[Stored records]
▼▼▼
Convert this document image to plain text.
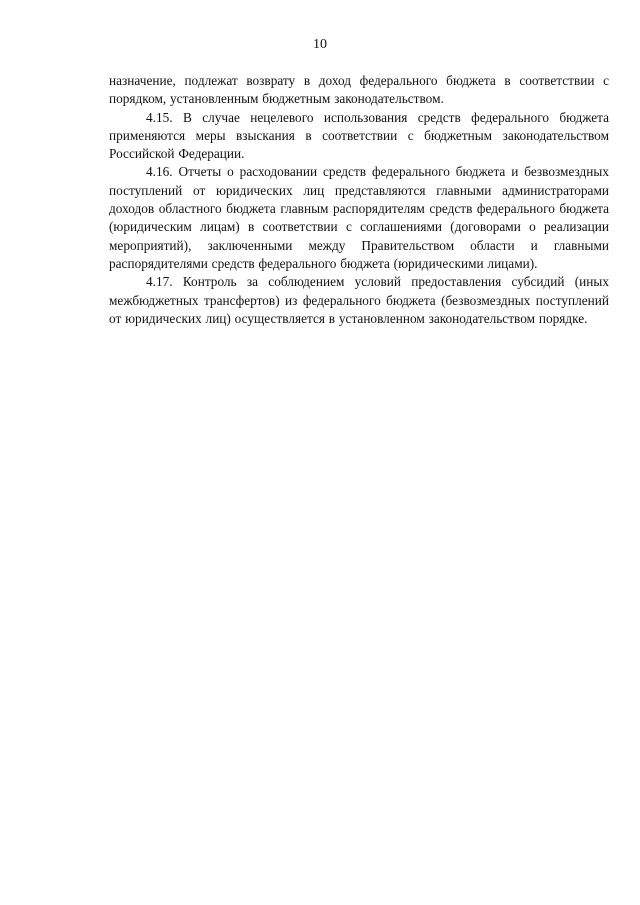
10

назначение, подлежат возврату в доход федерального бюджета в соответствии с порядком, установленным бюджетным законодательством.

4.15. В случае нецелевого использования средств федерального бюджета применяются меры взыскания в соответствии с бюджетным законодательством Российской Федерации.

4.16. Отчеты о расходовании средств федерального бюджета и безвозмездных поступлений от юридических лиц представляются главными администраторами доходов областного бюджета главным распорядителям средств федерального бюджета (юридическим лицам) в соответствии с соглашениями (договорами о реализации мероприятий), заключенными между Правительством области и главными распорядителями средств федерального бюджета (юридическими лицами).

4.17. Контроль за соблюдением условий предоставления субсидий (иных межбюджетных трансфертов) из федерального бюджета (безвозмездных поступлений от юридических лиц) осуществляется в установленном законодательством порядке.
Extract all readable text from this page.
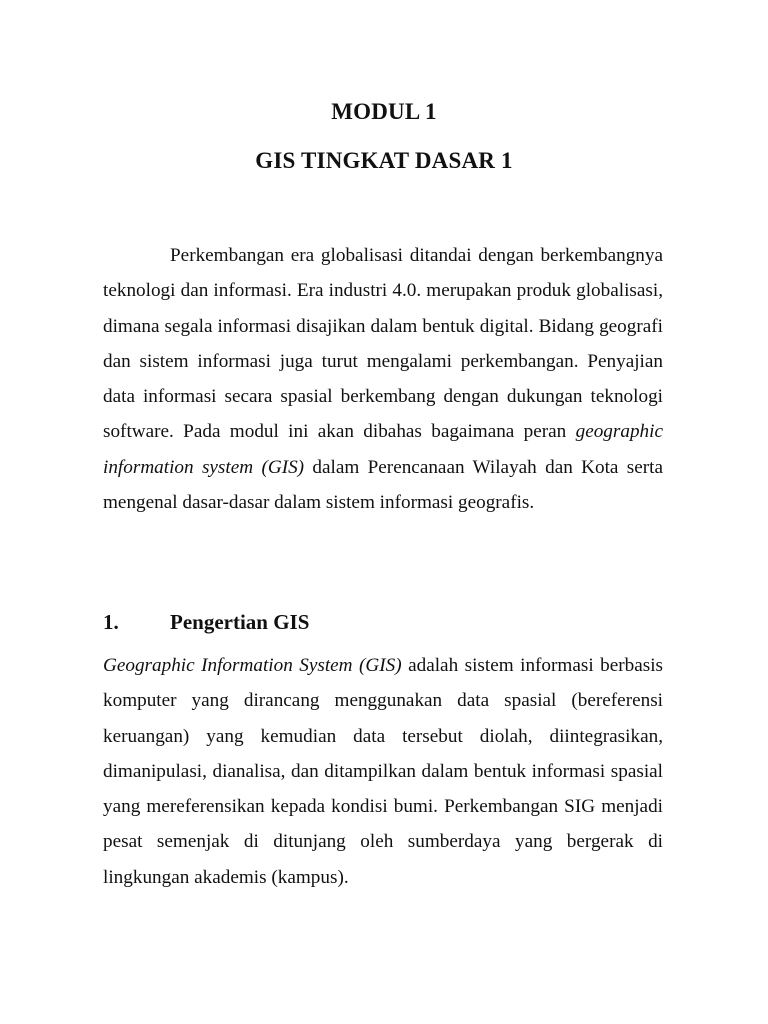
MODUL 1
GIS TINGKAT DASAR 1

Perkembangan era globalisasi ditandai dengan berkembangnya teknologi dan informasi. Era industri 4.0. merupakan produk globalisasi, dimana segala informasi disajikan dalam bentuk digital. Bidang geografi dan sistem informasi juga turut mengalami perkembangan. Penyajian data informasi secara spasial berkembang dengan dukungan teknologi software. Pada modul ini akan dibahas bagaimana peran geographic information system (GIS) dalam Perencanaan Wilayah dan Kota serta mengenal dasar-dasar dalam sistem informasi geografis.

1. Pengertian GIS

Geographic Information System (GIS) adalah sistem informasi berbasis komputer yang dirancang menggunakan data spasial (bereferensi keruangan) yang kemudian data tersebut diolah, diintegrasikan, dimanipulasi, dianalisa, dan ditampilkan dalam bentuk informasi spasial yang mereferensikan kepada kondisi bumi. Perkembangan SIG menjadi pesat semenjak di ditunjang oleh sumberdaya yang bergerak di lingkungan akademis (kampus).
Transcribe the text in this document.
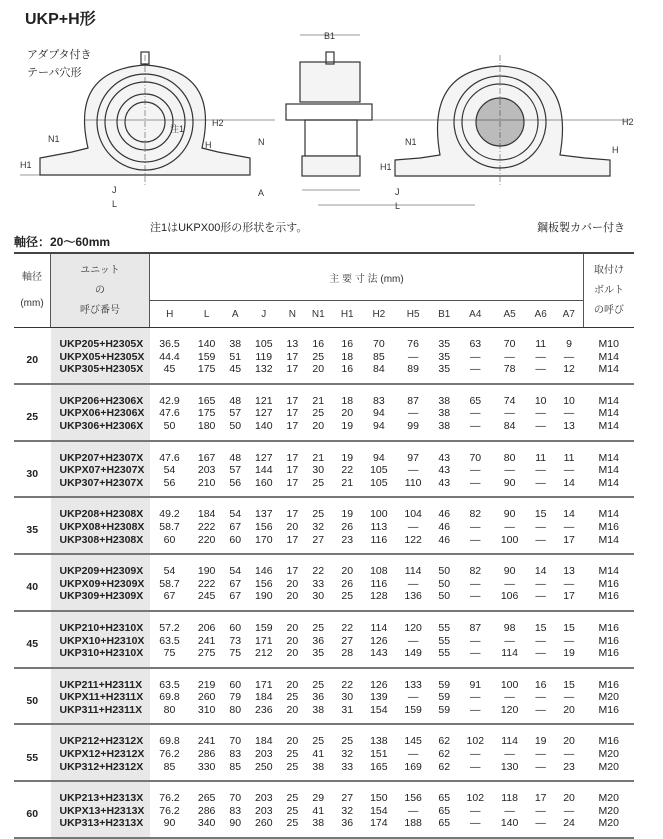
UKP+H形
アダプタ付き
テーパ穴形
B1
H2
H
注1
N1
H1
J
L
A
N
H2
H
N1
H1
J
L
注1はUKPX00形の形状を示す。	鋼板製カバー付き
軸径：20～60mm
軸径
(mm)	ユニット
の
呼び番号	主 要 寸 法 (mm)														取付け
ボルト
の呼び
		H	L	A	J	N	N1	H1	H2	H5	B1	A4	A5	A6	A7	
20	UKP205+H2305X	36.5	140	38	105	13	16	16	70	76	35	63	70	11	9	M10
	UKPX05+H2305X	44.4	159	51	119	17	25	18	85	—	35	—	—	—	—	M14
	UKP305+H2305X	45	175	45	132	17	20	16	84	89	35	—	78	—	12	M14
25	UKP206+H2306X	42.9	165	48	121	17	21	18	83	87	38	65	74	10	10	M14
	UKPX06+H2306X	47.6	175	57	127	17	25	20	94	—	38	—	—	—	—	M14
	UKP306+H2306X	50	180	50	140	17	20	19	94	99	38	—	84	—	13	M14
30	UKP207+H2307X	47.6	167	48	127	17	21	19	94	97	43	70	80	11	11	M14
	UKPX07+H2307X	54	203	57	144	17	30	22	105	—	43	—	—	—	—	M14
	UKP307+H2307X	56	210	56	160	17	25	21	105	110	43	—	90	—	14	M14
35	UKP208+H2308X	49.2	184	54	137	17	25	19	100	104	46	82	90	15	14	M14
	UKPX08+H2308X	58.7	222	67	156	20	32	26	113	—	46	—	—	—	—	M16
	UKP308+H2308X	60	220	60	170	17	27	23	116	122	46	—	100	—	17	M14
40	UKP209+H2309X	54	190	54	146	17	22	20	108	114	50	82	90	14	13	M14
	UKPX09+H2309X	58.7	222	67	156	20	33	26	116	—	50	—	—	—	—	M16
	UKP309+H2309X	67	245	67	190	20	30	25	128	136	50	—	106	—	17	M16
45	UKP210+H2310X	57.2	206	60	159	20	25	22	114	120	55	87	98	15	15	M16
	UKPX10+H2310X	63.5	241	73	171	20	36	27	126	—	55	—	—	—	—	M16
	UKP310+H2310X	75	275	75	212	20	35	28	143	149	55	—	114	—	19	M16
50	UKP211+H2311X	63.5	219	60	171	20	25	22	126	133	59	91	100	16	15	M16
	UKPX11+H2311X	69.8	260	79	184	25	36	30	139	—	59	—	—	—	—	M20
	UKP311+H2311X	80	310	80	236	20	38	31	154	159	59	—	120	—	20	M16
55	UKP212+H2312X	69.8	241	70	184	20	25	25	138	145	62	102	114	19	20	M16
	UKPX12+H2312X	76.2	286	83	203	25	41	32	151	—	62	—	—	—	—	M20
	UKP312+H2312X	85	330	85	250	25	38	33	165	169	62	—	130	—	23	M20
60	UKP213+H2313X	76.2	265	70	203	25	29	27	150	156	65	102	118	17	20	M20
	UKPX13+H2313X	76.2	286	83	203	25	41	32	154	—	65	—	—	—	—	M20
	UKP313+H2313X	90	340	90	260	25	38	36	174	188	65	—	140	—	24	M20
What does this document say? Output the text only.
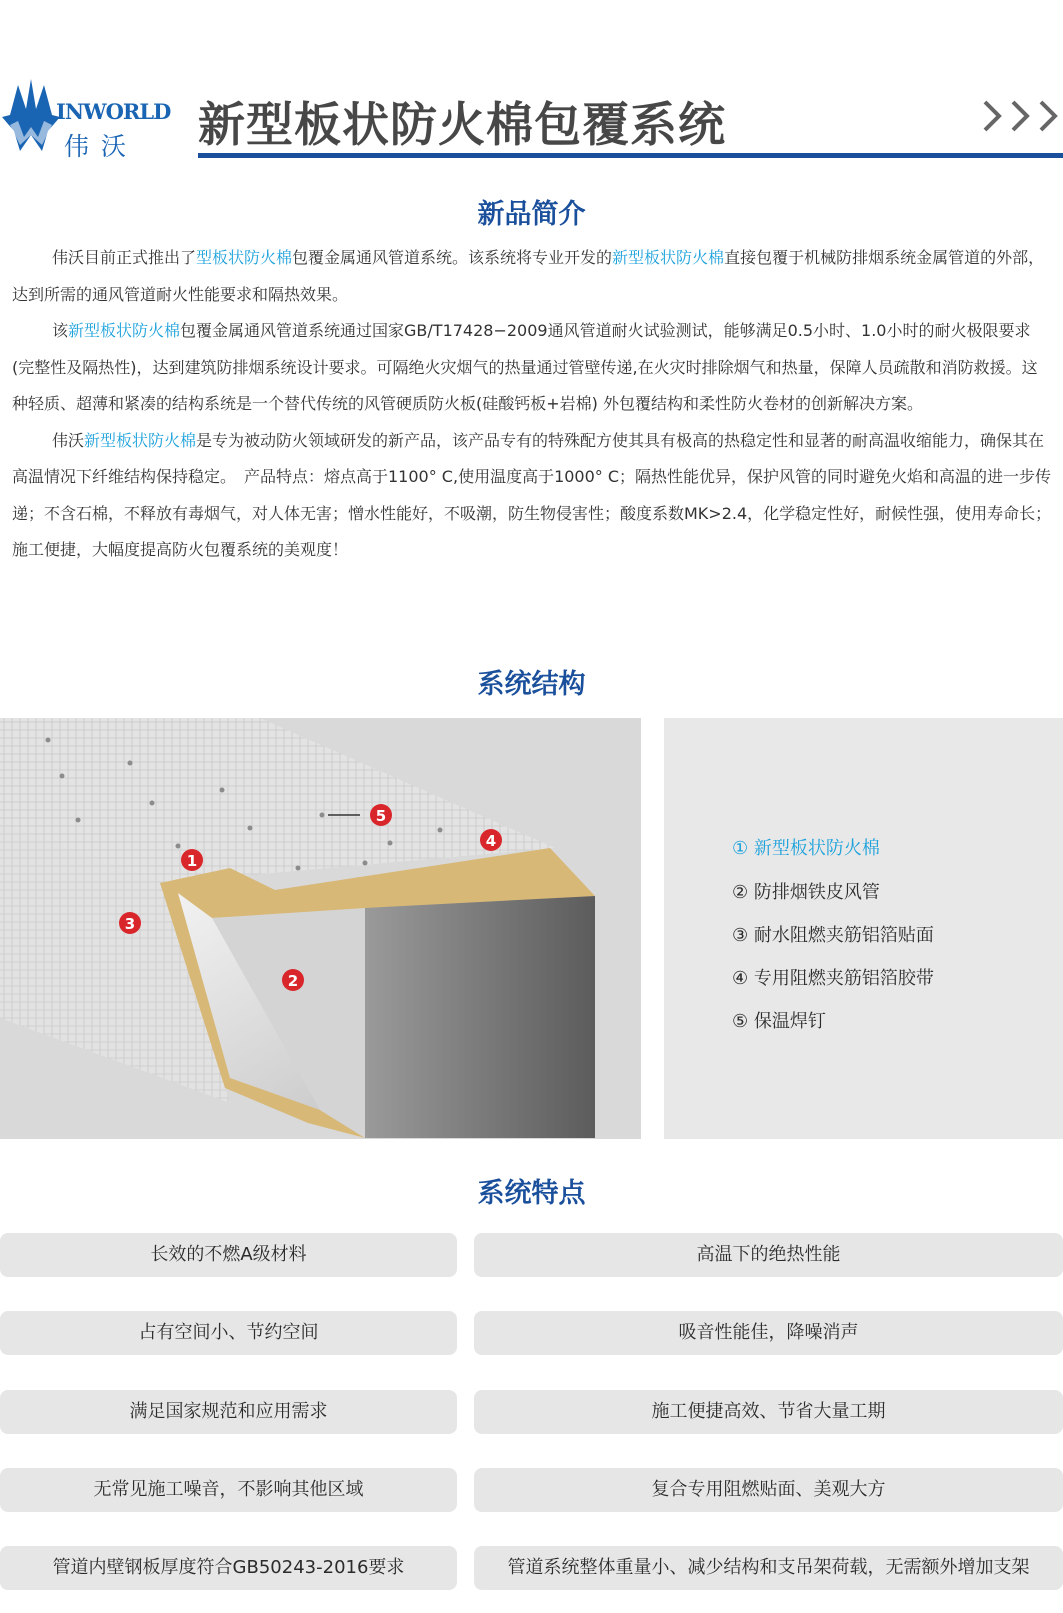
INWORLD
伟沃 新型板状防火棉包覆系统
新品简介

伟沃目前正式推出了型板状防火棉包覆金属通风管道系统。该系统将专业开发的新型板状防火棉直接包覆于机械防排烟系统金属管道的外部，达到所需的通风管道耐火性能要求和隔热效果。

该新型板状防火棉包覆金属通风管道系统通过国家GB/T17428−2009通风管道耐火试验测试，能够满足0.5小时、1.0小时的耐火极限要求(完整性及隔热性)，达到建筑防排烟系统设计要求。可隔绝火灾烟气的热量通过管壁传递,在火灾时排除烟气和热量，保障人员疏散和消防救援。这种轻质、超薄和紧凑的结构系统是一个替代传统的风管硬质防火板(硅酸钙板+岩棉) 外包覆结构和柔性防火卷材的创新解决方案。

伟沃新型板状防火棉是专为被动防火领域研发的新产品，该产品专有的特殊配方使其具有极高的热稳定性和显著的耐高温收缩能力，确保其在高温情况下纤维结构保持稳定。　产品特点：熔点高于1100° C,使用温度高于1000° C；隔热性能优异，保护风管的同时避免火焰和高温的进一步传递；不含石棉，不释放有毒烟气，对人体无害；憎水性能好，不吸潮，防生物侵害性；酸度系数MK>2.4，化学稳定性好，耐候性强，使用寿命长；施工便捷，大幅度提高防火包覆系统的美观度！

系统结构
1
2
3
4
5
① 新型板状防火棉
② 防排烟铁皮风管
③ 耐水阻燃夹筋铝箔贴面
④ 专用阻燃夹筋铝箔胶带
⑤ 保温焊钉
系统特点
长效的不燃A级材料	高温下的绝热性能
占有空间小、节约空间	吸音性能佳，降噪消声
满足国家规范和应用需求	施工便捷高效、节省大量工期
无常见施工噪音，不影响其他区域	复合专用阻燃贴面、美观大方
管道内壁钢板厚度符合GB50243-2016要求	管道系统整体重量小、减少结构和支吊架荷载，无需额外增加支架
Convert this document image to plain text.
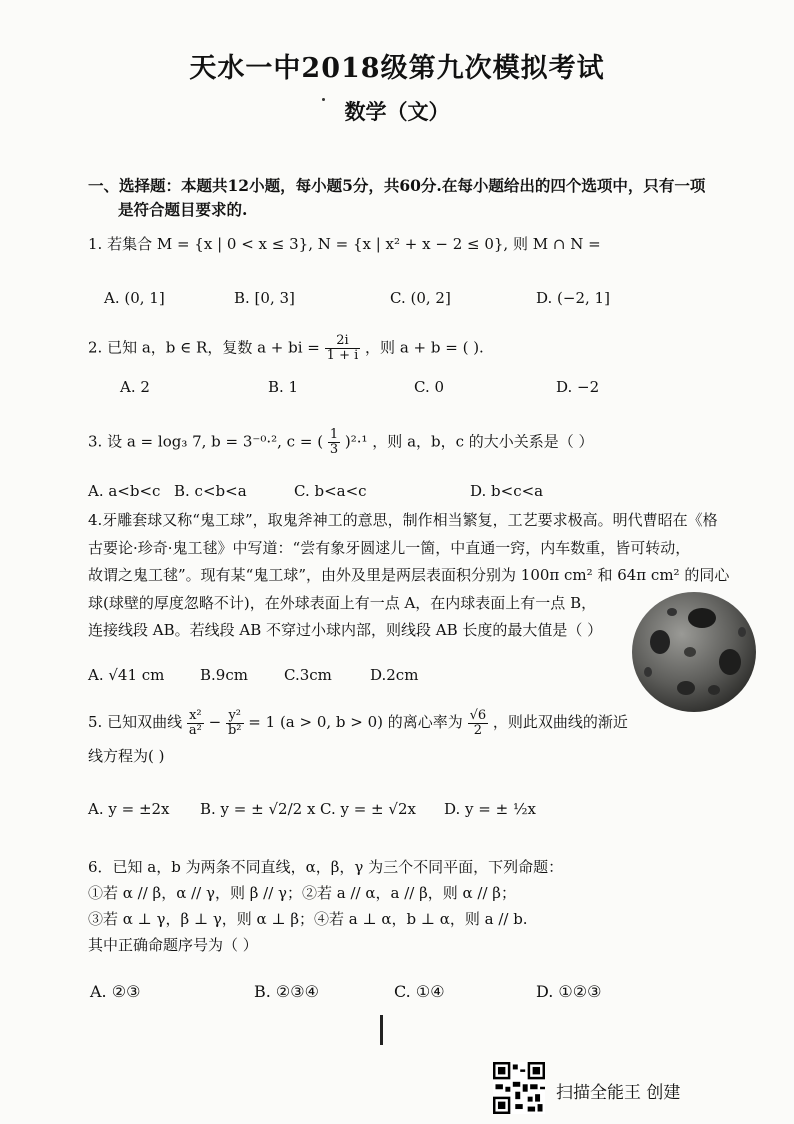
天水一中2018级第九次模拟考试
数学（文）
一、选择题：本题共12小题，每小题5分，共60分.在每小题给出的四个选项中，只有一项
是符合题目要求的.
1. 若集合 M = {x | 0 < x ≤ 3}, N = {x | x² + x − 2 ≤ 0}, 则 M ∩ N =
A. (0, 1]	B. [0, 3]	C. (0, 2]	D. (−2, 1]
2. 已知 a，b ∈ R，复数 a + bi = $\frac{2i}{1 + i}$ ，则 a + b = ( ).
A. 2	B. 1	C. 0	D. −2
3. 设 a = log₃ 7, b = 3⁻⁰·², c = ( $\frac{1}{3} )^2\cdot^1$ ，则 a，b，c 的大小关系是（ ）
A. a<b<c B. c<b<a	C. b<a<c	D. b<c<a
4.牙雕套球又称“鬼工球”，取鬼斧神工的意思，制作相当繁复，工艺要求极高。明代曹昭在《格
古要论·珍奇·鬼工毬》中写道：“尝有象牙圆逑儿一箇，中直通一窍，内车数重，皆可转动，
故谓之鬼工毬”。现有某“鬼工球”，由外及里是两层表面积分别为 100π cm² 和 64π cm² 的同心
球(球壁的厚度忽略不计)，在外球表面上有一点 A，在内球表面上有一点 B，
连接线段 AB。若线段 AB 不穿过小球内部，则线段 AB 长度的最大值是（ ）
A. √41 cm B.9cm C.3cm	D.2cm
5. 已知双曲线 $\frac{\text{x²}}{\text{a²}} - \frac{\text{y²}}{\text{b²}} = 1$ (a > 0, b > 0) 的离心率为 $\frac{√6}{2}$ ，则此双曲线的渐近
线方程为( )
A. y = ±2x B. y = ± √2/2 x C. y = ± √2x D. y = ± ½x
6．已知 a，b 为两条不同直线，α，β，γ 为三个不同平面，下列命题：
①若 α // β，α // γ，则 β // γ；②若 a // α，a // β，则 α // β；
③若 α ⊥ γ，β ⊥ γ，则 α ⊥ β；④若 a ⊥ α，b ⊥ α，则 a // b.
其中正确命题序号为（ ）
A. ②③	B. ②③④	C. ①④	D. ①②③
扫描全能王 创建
▲▲▲
In the records above, find each line holding "frac" and copy it.

**Expected answer:**
2. 已知 a，b ∈ R，复数 a + bi = $\frac{2i}{1 + i}$ ，则 a + b = ( ).
3. 设 a = log₃ 7, b = 3⁻⁰·², c = ( $\frac{1}{3} )^2\cdot^1$ ，则 a，b，c 的大小关系是（ ）
5. 已知双曲线 $\frac{\text{x²}}{\text{a²}} - \frac{\text{y²}}{\text{b²}} = 1$ (a > 0, b > 0) 的离心率为 $\frac{√6}{2}$ ，则此双曲线的渐近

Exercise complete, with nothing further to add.